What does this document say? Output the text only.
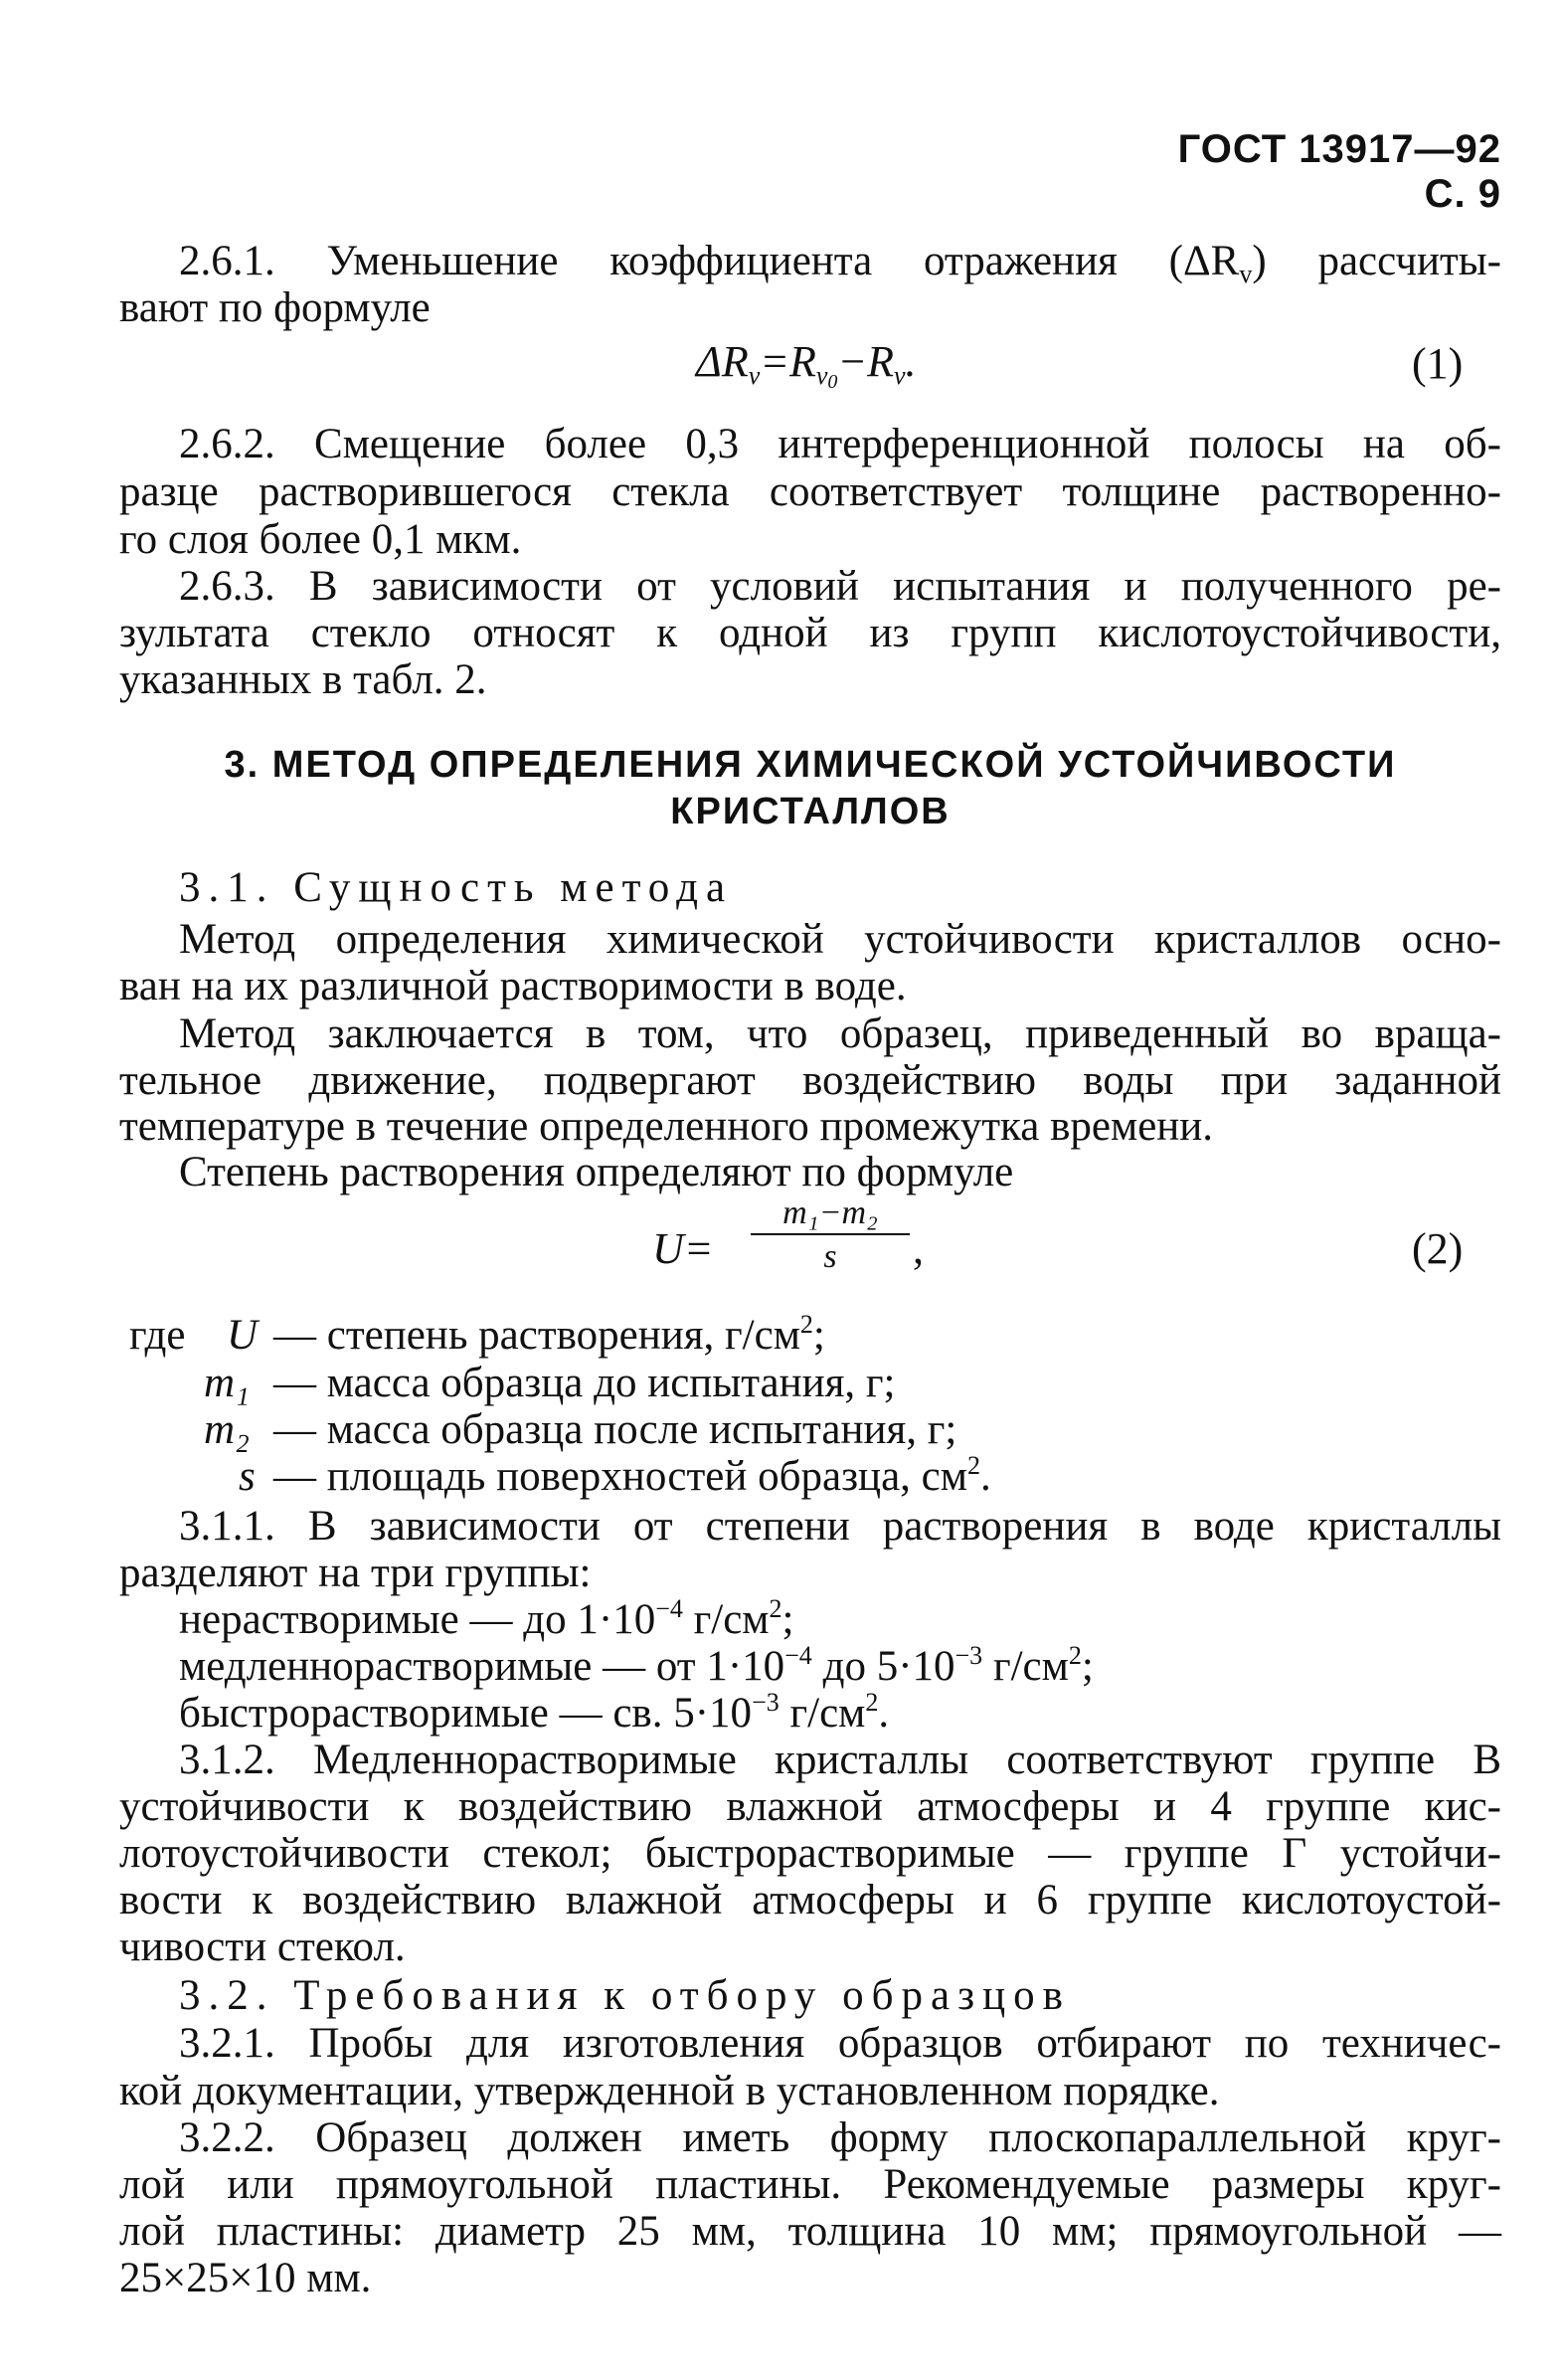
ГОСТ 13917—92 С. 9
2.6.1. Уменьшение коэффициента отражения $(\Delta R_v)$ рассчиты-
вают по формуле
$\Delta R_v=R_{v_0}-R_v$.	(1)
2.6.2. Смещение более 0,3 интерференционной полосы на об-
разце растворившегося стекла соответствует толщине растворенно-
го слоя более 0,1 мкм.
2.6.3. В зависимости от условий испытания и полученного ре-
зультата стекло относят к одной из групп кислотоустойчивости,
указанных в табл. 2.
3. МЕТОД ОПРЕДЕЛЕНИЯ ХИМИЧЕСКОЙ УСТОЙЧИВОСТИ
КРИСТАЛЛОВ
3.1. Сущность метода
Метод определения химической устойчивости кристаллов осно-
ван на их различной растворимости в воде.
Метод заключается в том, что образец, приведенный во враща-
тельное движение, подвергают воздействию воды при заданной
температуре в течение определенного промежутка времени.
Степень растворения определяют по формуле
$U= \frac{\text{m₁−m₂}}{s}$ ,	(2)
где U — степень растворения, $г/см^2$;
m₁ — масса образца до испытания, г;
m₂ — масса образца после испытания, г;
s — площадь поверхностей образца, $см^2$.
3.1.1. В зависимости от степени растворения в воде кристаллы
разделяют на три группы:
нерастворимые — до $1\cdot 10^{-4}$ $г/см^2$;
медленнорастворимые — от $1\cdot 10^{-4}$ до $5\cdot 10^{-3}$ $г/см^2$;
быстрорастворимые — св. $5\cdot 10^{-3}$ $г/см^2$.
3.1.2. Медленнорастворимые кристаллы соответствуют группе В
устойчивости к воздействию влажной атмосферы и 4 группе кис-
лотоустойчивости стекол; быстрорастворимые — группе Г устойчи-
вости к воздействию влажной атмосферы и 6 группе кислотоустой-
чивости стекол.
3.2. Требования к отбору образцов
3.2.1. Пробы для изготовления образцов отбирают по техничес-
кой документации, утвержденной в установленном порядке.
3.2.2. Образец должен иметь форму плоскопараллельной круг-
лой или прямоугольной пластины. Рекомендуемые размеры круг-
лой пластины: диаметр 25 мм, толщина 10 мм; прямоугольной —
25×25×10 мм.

→ **REQUIREMENTS**: Repeat the records above verbatim, with no pictures in the result.

→ **OUTPUT**:
What does this document say? Output the text only.
ГОСТ 13917—92 С. 9
2.6.1. Уменьшение коэффициента отражения $(\Delta R_v)$ рассчиты-
вают по формуле
$\Delta R_v=R_{v_0}-R_v$.	(1)
2.6.2. Смещение более 0,3 интерференционной полосы на об-
разце растворившегося стекла соответствует толщине растворенно-
го слоя более 0,1 мкм.
2.6.3. В зависимости от условий испытания и полученного ре-
зультата стекло относят к одной из групп кислотоустойчивости,
указанных в табл. 2.
3. МЕТОД ОПРЕДЕЛЕНИЯ ХИМИЧЕСКОЙ УСТОЙЧИВОСТИ
КРИСТАЛЛОВ
3.1. Сущность метода
Метод определения химической устойчивости кристаллов осно-
ван на их различной растворимости в воде.
Метод заключается в том, что образец, приведенный во враща-
тельное движение, подвергают воздействию воды при заданной
температуре в течение определенного промежутка времени.
Степень растворения определяют по формуле
$U= \frac{\text{m₁−m₂}}{s}$ ,	(2)
где U — степень растворения, $г/см^2$;
m₁ — масса образца до испытания, г;
m₂ — масса образца после испытания, г;
s — площадь поверхностей образца, $см^2$.
3.1.1. В зависимости от степени растворения в воде кристаллы
разделяют на три группы:
нерастворимые — до $1\cdot 10^{-4}$ $г/см^2$;
медленнорастворимые — от $1\cdot 10^{-4}$ до $5\cdot 10^{-3}$ $г/см^2$;
быстрорастворимые — св. $5\cdot 10^{-3}$ $г/см^2$.
3.1.2. Медленнорастворимые кристаллы соответствуют группе В
устойчивости к воздействию влажной атмосферы и 4 группе кис-
лотоустойчивости стекол; быстрорастворимые — группе Г устойчи-
вости к воздействию влажной атмосферы и 6 группе кислотоустой-
чивости стекол.
3.2. Требования к отбору образцов
3.2.1. Пробы для изготовления образцов отбирают по техничес-
кой документации, утвержденной в установленном порядке.
3.2.2. Образец должен иметь форму плоскопараллельной круг-
лой или прямоугольной пластины. Рекомендуемые размеры круг-
лой пластины: диаметр 25 мм, толщина 10 мм; прямоугольной —
25×25×10 мм.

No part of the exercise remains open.